__Work to complete__:
**a.** Answer these questions using the MariaDB cluster thread, one answer per line, marked the same way:
(i) From which company's domain was the reply sent?
(ii) Where is the agent script located by default?
(iii) Which function does the agent call after hitting the "No MySQL master present" issue?
**b.** List every sentence in the MariaDB cluster thread that ends with a question mark.
**c.** Write a continuation of the MariaDB cluster thread, starting right after its final line.

__Passage to read__:
-*-*-

[ClusterLabs] Problem with MariaDB cluster

Reid Wahl nwahl at redhat.com
Fri Jan 27 03:32:12 EST 2023


On Fri, Jan 27, 2023 at 12:23 AM Thomas CAS <tcas at ikoula.com> wrote:

> Hello Reid,
>
>
>
> Thank you so much for your answer and bug report.
>
> If it is a bug, I do not understand why the problem is present in
> production but not on my lab which is identical?
>

That's a good question. I'm not sure, and I haven't worked much with this
resource agent. Does the lab show interesting logs at all from the resource
agent during startup? I wonder if it's hitting the same "No MySQL master
present" issue but *not* the error that follows. That error is coming from
mysql itself, not from the resource agent.

After the agent hits the "No MySQL master present" issue, it calls the
unset_master() function. You can take a look at the agent script (in
/usr/lib/ocf/resource.d/heartbeat/mysql by default) to see all the things
that unset_master() is doing, and try to determine what's behaving
differently in production vs. lab.


> What does the "$OCF_RESKEY_CRM_meta_notify_master_uname" variable do?

-*-*-

__Data segment__:
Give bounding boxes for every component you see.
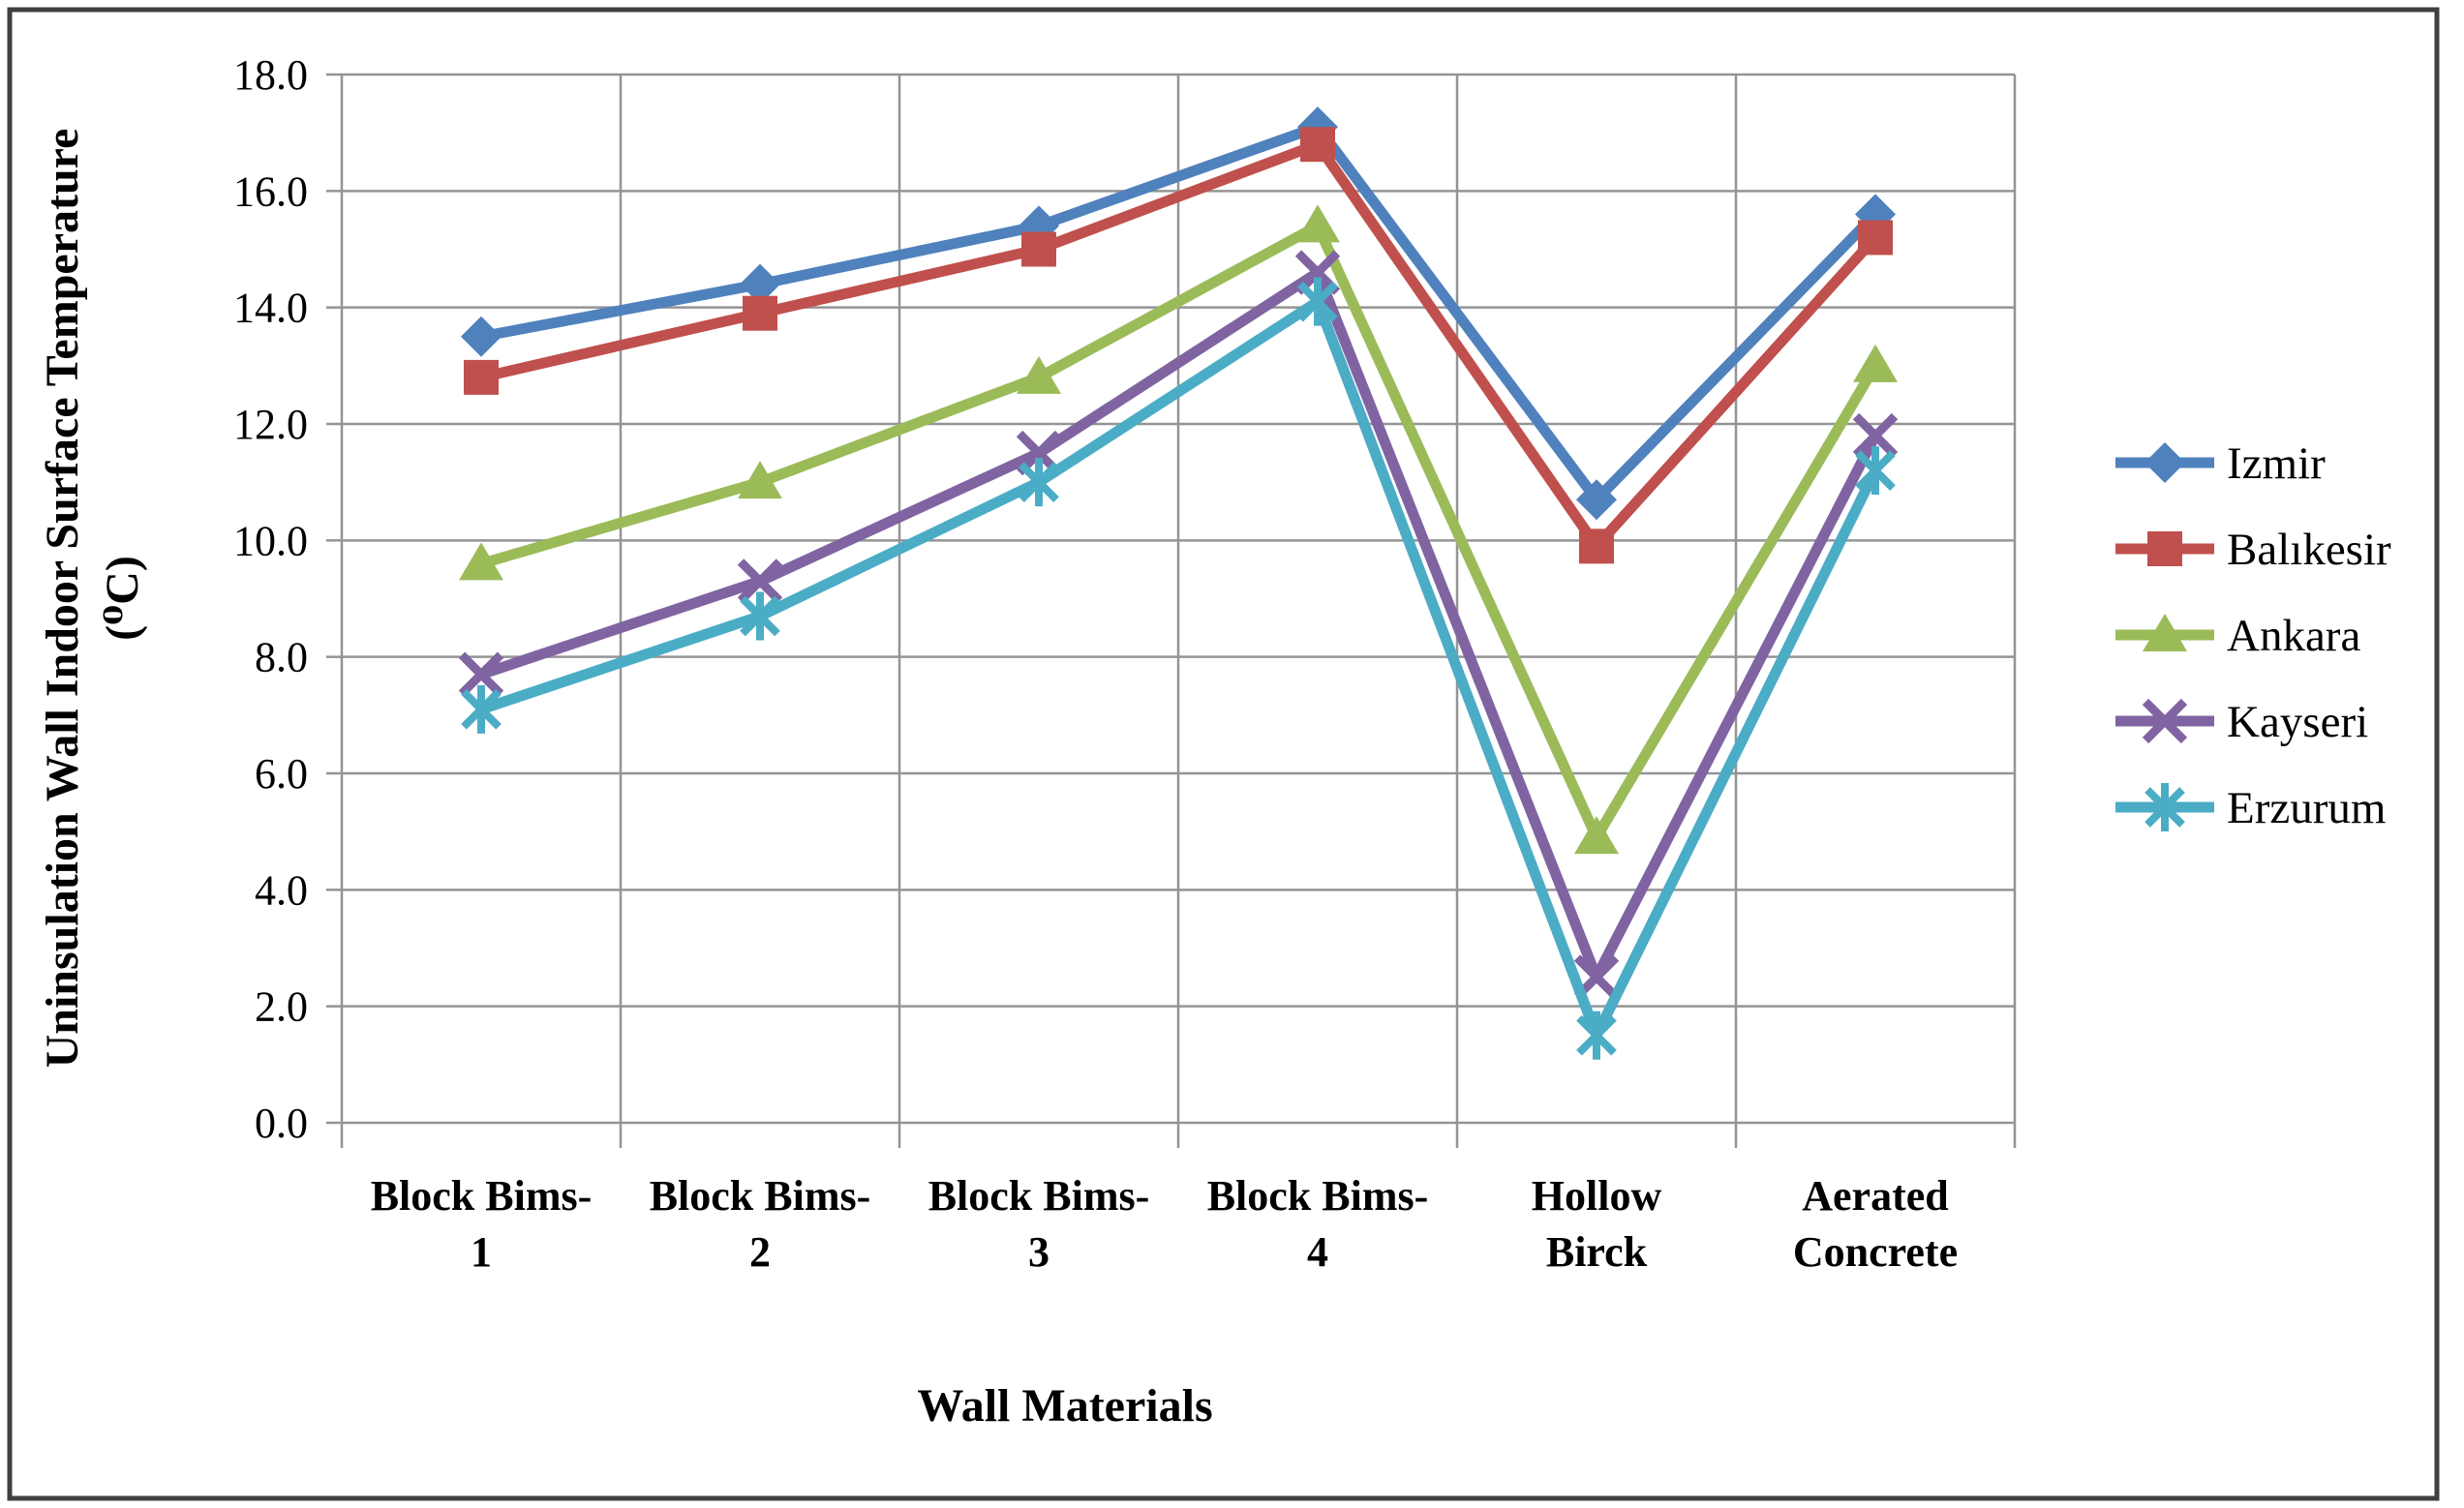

-*-*-

__Results__:
**a.**
(i) redhat.com
(ii) /usr/lib/ocf/resource.d/heartbeat/mysql
(iii) unset_master()

**b.**
- If it is a bug, I do not understand why the problem is present in production but not on my lab which is identical?
- Does the lab show interesting logs at all from the resource agent during startup?
- What does the "$OCF_RESKEY_CRM_meta_notify_master_uname" variable do?

**c.**
> (which shell command is done through this variable)
>

Pacemaker sets it during a resource's notify operation. It's set to some
information that's used only during a notify operation, and it's unset
otherwise. You can see some other similar meta variables in the
mysql_notify() function. The mysql_notify() function gets called during a
notify operation, so those variables might be set. They won't be set when
mysql_start() is called during a start operation.


>
>
> Best regards,
>
>
>
> Thomas Cas  |  Technicien du support infogérance
>
> PHONE : +33 3 51 25 23 26       WEB : www.ikoula.com/en
>
> IKOULA Data Center 34 rue Pont Assy - 51100 Reims - FRANCE
>
> Before printing this letter, think about the impact on the environment!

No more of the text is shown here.